_Enunciado:_ Reproduce íntegramente el listado que sigue, línea por línea y sin cambiar nada.

Fragmento de un archivo de datos
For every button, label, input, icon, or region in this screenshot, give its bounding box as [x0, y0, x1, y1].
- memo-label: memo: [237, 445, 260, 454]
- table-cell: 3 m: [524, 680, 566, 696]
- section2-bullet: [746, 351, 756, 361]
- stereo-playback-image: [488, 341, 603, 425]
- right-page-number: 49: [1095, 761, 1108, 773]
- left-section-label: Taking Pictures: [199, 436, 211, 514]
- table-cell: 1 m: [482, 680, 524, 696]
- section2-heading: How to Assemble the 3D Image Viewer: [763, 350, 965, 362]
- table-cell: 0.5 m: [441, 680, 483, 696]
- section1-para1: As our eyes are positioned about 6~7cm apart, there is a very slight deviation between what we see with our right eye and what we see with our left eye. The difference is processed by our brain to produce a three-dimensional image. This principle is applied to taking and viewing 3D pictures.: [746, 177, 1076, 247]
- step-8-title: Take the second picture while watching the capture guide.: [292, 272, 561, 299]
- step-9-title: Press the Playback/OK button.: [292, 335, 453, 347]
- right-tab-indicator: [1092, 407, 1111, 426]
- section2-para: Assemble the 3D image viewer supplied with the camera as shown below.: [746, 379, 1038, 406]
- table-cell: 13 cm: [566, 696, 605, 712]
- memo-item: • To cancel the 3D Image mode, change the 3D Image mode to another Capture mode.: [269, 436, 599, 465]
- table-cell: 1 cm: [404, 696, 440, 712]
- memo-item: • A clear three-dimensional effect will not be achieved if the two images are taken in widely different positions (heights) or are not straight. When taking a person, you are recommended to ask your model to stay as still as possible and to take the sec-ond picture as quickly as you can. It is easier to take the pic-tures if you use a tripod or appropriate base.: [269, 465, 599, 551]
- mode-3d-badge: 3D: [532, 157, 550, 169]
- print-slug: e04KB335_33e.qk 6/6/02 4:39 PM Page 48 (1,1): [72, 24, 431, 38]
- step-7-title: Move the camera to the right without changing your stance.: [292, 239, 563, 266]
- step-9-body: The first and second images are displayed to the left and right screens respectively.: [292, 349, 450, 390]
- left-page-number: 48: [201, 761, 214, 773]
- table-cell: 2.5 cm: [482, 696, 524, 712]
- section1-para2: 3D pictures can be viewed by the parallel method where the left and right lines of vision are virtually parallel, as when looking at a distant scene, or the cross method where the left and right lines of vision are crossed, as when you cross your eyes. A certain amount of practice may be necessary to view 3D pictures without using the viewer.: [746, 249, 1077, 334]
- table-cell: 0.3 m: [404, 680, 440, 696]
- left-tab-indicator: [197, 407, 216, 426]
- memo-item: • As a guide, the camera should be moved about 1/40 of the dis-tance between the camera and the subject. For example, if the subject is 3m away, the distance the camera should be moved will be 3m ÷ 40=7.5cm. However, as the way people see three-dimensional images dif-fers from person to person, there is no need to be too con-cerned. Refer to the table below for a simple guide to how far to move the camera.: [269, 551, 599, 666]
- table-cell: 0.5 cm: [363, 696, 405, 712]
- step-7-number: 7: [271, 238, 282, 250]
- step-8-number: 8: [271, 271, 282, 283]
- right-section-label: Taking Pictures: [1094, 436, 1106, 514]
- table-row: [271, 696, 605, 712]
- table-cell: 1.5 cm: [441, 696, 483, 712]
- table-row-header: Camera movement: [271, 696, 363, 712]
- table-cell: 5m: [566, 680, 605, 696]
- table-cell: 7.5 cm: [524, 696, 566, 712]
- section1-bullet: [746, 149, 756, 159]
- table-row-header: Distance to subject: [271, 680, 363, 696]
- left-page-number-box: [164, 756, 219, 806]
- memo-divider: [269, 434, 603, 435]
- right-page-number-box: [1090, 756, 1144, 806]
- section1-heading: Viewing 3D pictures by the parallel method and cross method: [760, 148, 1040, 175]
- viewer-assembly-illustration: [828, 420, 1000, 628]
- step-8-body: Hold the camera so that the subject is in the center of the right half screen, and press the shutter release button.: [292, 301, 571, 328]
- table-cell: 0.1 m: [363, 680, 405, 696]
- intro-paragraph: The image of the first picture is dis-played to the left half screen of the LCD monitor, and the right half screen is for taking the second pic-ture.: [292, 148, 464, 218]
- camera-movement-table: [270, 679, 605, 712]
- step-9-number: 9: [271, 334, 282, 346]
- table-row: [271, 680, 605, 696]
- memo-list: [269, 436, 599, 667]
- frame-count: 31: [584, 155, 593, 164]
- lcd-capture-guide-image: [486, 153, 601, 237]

_Respuesta:_
For every button, label, input, icon, or region in this screenshot, give its bounding box as [x0, y0, x1, y1].
- memo-label: memo: [237, 445, 260, 454]
- table-cell: 3 m: [524, 680, 566, 696]
- section2-bullet: [746, 351, 756, 361]
- stereo-playback-image: [488, 341, 603, 425]
- right-page-number: 49: [1095, 761, 1108, 773]
- left-section-label: Taking Pictures: [199, 436, 211, 514]
- table-cell: 1 m: [482, 680, 524, 696]
- section2-heading: How to Assemble the 3D Image Viewer: [763, 350, 965, 362]
- table-cell: 0.5 m: [441, 680, 483, 696]
- section1-para1: As our eyes are positioned about 6~7cm apart, there is a very slight deviation between what we see with our right eye and what we see with our left eye. The difference is processed by our brain to produce a three-dimensional image. This principle is applied to taking and viewing 3D pictures.: [746, 177, 1076, 247]
- step-8-title: Take the second picture while watching the capture guide.: [292, 272, 561, 299]
- step-9-title: Press the Playback/OK button.: [292, 335, 453, 347]
- right-tab-indicator: [1092, 407, 1111, 426]
- section2-para: Assemble the 3D image viewer supplied with the camera as shown below.: [746, 379, 1038, 406]
- table-cell: 13 cm: [566, 696, 605, 712]
- memo-item: • To cancel the 3D Image mode, change the 3D Image mode to another Capture mode.: [269, 436, 599, 465]
- table-cell: 1 cm: [404, 696, 440, 712]
- memo-item: • A clear three-dimensional effect will not be achieved if the two images are taken in widely different positions (heights) or are not straight. When taking a person, you are recommended to ask your model to stay as still as possible and to take the sec-ond picture as quickly as you can. It is easier to take the pic-tures if you use a tripod or appropriate base.: [269, 465, 599, 551]
- mode-3d-badge: 3D: [532, 157, 550, 169]
- print-slug: e04KB335_33e.qk 6/6/02 4:39 PM Page 48 (1,1): [72, 24, 431, 38]
- step-7-title: Move the camera to the right without changing your stance.: [292, 239, 563, 266]
- step-9-body: The first and second images are displayed to the left and right screens respectively.: [292, 349, 450, 390]
- left-page-number: 48: [201, 761, 214, 773]
- table-cell: 2.5 cm: [482, 696, 524, 712]
- section1-para2: 3D pictures can be viewed by the parallel method where the left and right lines of vision are virtually parallel, as when looking at a distant scene, or the cross method where the left and right lines of vision are crossed, as when you cross your eyes. A certain amount of practice may be necessary to view 3D pictures without using the viewer.: [746, 249, 1077, 334]
- table-cell: 0.3 m: [404, 680, 440, 696]
- left-tab-indicator: [197, 407, 216, 426]
- memo-item: • As a guide, the camera should be moved about 1/40 of the dis-tance between the camera and the subject. For example, if the subject is 3m away, the distance the camera should be moved will be 3m ÷ 40=7.5cm. However, as the way people see three-dimensional images dif-fers from person to person, there is no need to be too con-cerned. Refer to the table below for a simple guide to how far to move the camera.: [269, 551, 599, 666]
- table-cell: 0.5 cm: [363, 696, 405, 712]
- step-7-number: 7: [271, 238, 282, 250]
- step-8-number: 8: [271, 271, 282, 283]
- right-section-label: Taking Pictures: [1094, 436, 1106, 514]
- table-row: [271, 696, 605, 712]
- table-cell: 1.5 cm: [441, 696, 483, 712]
- table-row-header: Camera movement: [271, 696, 363, 712]
- table-cell: 5m: [566, 680, 605, 696]
- table-cell: 7.5 cm: [524, 696, 566, 712]
- section1-bullet: [746, 149, 756, 159]
- table-row-header: Distance to subject: [271, 680, 363, 696]
- left-page-number-box: [164, 756, 219, 806]
- memo-divider: [269, 434, 603, 435]
- right-page-number-box: [1090, 756, 1144, 806]
- section1-heading: Viewing 3D pictures by the parallel method and cross method: [760, 148, 1040, 175]
- viewer-assembly-illustration: [828, 420, 1000, 628]
- step-8-body: Hold the camera so that the subject is in the center of the right half screen, and press the shutter release button.: [292, 301, 571, 328]
- table-cell: 0.1 m: [363, 680, 405, 696]
- intro-paragraph: The image of the first picture is dis-played to the left half screen of the LCD monitor, and the right half screen is for taking the second pic-ture.: [292, 148, 464, 218]
- camera-movement-table: [270, 679, 605, 712]
- step-9-number: 9: [271, 334, 282, 346]
- table-row: [271, 680, 605, 696]
- memo-list: [269, 436, 599, 667]
- frame-count: 31: [584, 155, 593, 164]
- lcd-capture-guide-image: [486, 153, 601, 237]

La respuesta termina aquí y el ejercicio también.